Çıkarılan metin:
....
2 Ağustos 2017 Çarşamba

Trump'ın Riyad Ziyareti ve Katar Krizi

Trump, 20 Mayıs Cumartesi günü başladığı iki günlük Riyad ziyaretinde, Suudi Arabistan, Körfez Ülkeleri ve Arap-İslâm ülkeleriyle toplam üç zirve gerçekleştirmiştir. Ziyarette öne çıkan başlıklar; Suudi Arabistan'la imzalanan 110 milyar doları silah alımı olmak üzere toplam 380 milyar dolarlık ticaret anlaşmaları, “radikal terörizm"in finansmanının durdurulması ve İran'ın nüfuz alanını genişletmesi konuları olmuştur.
Ziyaret üzerinden henüz iki hafta geçmişken 4 Arap ülkesi ve onların yönlendirdiği ülkelerin hızlı bir ittifakla ve sembolik önemi olan bir tarihte başlattıkları operasyonla Katar'ı abluka altına alma girişimi, daha önceden hazırlanmış bir planın uygulandığı izlenimi uyandırmaktadır. Trump'ın İran'ı öncelikli tehdit olarak görmesi, Körfez Ülkeleri'nin endişe ve tepkileri ile birleşince Katar'a yönelik adımlar atılmıştır. Nitekim Trump seçim öncesi yaptığı bir konuşmasında, Körfez Ülkeleri'nin ABD olmadan varlıklarını sürdüremeyeceklerini iddia etmiş, ABD'nin 19 trilyon dolarlık borcunu Körfez Ülkeleri'ne ödeteceğini söylemiştir.
....
Görev 1: Riyad ziyareti yazısından "Trump, 20 Mayıs" ifadesinden "genişletmesi konuları olmuştur." ifadesine kadar olan bölümü hiç değiştirmeden çıkarın.
Görev 2:
Riyad ziyareti yazısına göre şu soruları yanıtlayın:
(a) Trump'ın Riyad ziyareti hangi gün başlamıştır?
(b) Suudi Arabistan'la imzalanan silah alımı kaç milyar dolardır?
(c) Trump, ABD'nin kaç trilyon dolarlık borcunu Körfez Ülkeleri'ne ödeteceğini söylemiştir?
Görev 3: Riyad ziyareti yazısının son cümlesinden sonra gelecek kısmı yazın.
Satırların Riyad ziyareti yazısıyla hiçbir ilgisi yoktur.

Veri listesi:
....
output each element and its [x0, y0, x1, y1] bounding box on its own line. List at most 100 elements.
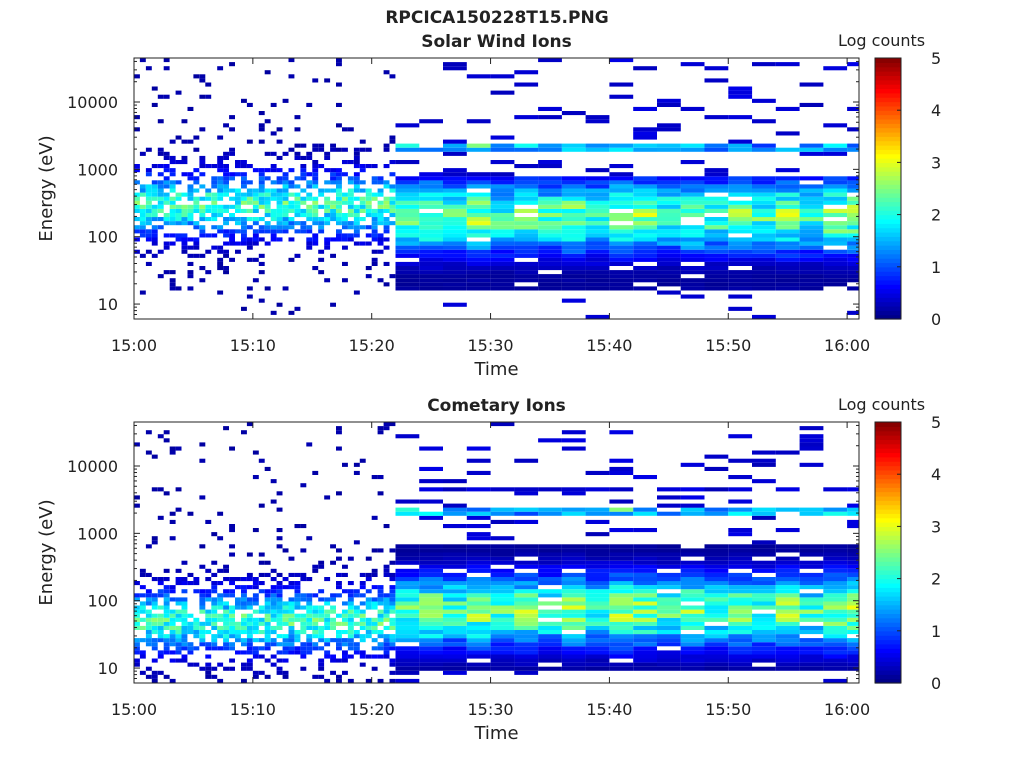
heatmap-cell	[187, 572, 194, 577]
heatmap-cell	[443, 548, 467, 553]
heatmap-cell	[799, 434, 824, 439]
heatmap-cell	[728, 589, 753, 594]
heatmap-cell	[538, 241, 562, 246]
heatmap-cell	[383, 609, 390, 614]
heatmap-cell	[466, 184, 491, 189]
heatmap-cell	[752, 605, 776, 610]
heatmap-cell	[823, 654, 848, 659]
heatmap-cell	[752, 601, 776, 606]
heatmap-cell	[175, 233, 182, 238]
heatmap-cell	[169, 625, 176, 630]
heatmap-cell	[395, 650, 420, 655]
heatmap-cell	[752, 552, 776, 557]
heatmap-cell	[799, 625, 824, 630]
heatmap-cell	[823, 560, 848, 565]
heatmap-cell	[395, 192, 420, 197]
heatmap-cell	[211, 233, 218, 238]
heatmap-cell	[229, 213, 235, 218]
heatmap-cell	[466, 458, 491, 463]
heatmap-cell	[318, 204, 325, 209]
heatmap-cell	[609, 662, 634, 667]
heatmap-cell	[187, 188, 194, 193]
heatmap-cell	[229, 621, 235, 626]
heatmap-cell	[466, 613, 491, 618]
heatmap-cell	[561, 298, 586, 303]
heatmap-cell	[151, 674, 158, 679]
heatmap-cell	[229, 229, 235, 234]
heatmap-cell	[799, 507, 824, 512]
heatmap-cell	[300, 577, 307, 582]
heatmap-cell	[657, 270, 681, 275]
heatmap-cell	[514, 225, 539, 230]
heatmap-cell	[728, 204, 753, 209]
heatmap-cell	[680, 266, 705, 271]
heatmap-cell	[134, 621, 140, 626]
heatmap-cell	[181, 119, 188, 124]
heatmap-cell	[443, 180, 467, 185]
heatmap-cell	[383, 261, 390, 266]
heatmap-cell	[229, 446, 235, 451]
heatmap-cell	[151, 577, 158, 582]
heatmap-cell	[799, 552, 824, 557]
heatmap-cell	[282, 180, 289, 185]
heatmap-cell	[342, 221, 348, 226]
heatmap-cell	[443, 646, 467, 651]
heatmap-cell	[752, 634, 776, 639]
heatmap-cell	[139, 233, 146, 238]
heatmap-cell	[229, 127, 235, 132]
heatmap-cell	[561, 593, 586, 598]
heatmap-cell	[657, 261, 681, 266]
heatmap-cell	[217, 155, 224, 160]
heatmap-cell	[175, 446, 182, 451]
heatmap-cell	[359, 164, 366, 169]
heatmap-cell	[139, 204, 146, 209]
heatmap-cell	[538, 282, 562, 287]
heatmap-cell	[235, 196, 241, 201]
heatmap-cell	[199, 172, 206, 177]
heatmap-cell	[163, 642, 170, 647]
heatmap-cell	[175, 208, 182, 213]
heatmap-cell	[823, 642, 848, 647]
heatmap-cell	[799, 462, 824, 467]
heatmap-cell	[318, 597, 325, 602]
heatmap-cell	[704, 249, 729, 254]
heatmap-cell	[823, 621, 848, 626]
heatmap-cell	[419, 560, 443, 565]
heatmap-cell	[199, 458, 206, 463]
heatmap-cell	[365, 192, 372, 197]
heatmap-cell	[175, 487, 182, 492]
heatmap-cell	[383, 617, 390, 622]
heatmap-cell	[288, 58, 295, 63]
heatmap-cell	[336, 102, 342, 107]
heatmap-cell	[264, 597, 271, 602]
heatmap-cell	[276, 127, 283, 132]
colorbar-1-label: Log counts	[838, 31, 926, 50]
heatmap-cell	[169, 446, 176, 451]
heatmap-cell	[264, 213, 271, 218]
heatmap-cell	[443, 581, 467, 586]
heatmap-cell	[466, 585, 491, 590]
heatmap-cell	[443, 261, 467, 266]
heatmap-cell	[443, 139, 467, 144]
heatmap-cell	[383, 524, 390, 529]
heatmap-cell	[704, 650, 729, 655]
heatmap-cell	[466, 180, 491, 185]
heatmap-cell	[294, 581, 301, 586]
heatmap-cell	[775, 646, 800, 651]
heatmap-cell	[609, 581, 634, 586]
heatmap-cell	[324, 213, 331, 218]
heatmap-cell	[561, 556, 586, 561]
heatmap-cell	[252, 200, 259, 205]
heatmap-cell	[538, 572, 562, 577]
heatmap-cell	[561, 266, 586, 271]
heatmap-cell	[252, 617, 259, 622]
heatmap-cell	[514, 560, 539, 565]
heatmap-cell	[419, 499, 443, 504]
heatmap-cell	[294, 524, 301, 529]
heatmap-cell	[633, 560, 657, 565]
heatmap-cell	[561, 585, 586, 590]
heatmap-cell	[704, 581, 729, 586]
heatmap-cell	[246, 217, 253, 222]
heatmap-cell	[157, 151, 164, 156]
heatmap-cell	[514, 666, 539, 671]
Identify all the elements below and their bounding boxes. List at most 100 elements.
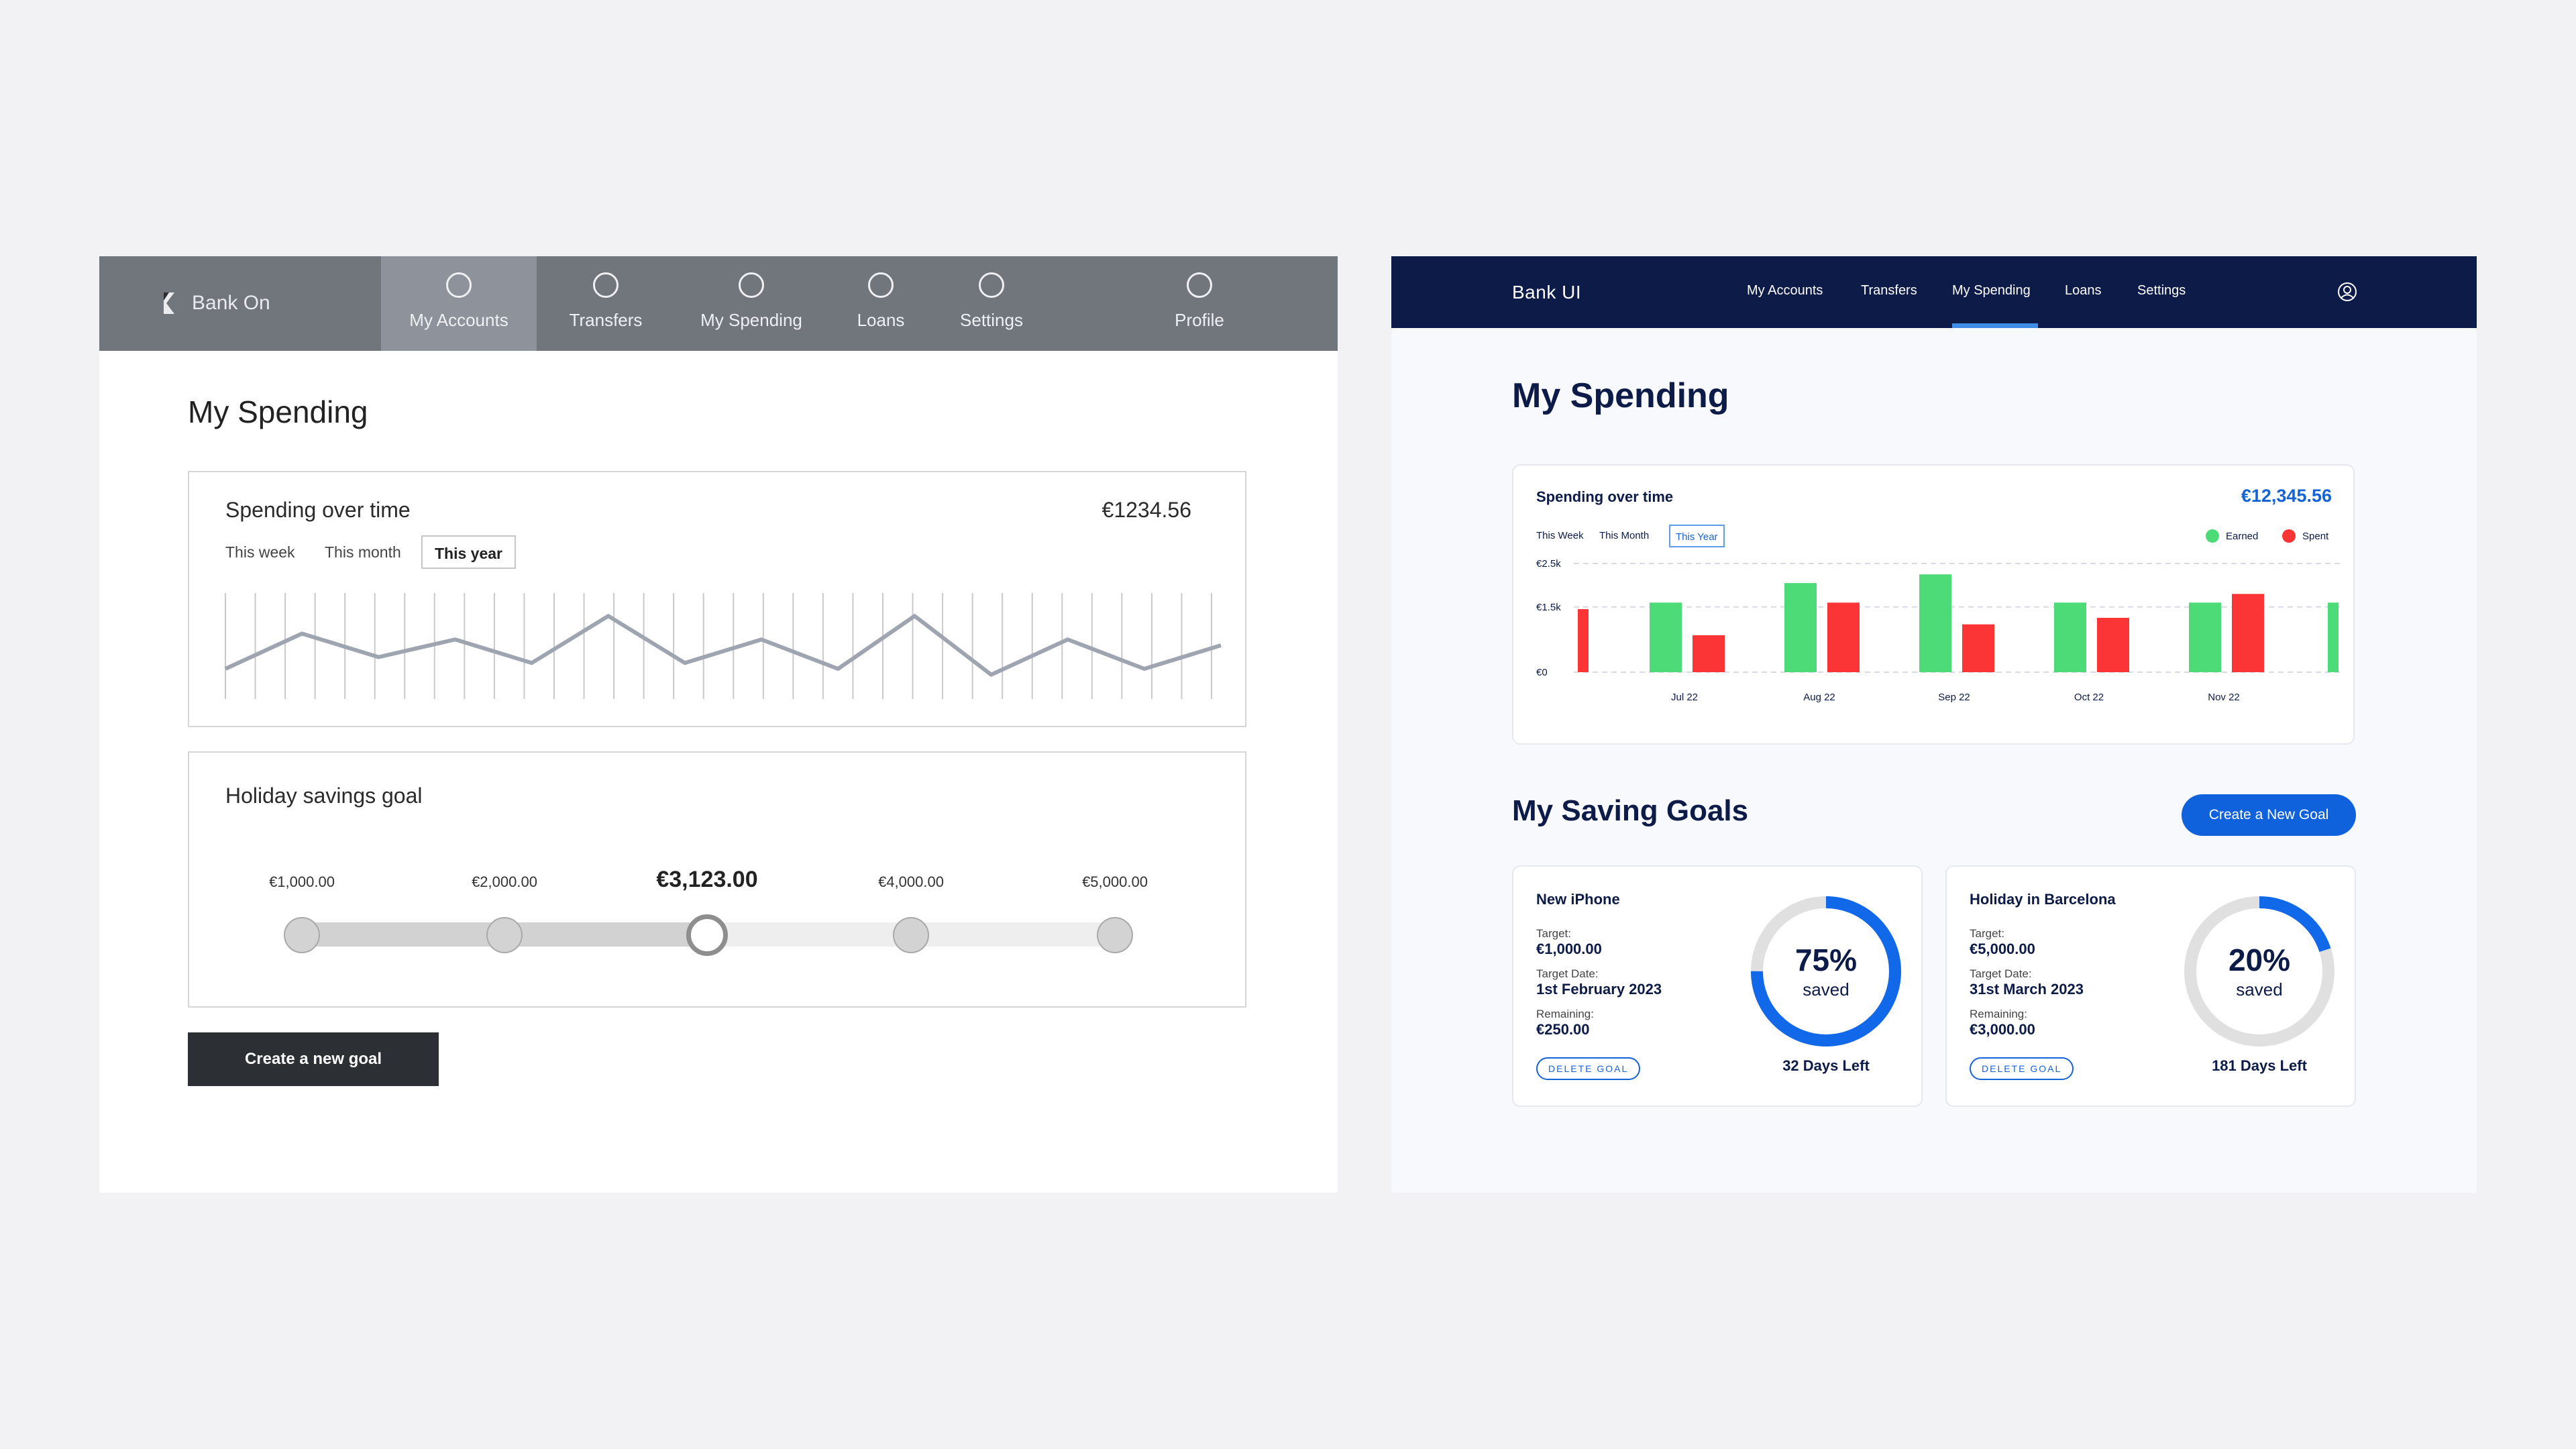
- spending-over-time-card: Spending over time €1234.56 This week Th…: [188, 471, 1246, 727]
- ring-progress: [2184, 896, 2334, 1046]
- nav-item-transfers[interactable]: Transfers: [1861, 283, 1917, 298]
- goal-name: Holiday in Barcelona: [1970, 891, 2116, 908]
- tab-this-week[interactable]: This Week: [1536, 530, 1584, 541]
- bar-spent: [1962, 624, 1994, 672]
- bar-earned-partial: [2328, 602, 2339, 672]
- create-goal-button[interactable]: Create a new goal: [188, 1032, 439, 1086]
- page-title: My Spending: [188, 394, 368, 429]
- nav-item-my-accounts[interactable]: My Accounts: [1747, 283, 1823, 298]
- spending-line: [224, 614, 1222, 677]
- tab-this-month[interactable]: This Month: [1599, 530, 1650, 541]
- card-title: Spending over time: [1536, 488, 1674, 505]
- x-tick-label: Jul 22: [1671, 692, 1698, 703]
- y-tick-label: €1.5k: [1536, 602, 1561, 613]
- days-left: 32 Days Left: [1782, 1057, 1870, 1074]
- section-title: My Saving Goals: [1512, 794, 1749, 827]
....
Nihai sonuç 1:
Trump, 20 Mayıs Cumartesi günü başladığı iki günlük Riyad ziyaretinde, Suudi Arabistan, Körfez Ülkeleri ve Arap-İslâm ülkeleriyle toplam üç zirve gerçekleştirmiştir. Ziyarette öne çıkan başlıklar; Suudi Arabistan'la imzalanan 110 milyar doları silah alımı olmak üzere toplam 380 milyar dolarlık ticaret anlaşmaları, “radikal terörizm"in finansmanının durdurulması ve İran'ın nüfuz alanını genişletmesi konuları olmuştur.

Nihai sonuç 2:
(a) 20 Mayıs Cumartesi
(b) 110 milyar dolar
(c) 19 trilyon dolar

Nihai sonuç 3:
Katar'a karşı ittifak eden ülkeler Katar'dan, Filistinli HAMAS ve Mısır'da Müslüman Kardeşler'e verilen desteği sona erdirmesini, ülkenin medyasının kendilerine yönelik eleştirel tavrı ve diğer ülkelerin işlerine müdahalesini durdurmasını" istemektedir.
Trump, 6 Haziran Salı günü konu ile alakalı bir twitter mesajı paylaşmıştır. Mesajında, “Ortadoğu ziyaretimde, radikal ideolojilerin artık finanse edilemeyeceğini söyledim. Liderler Katar'ı işaret etti, bakın!" ifadesini kullanmıştır. Bir başka mesajında “Kral ve 50 ülke temsilcileriyle buluştuğum Suudi Arabistan ziyaretinin faydalı olduğunu görmek memnuniyet verici. Aşırılığın finansmanına karşı katı bir çizgiyi takip edeceklerini söylemişlerdi ve tüm göstergeler Katar'ı işaret ediyordu. Belki de bu, terörizm dehşetinin sona erdirilmesinin başlangıcı olacaktır." demiştir. Öte yandan Katar Emiri Şeyh Temim ile bir telefon görüşmesi yapan Trump, krizin çözümü için gerekirse Beyaz Saray'da toplantı yapılmasını teklif etmiştir. Trump'ın, muhtemelen bazı ekonomik dayatmalar da içeren, teklifi Şeyh Temim tarafından, abluka altındayken ülkesinden ayrılmayacağı gerekçesiyle reddedilmiştir.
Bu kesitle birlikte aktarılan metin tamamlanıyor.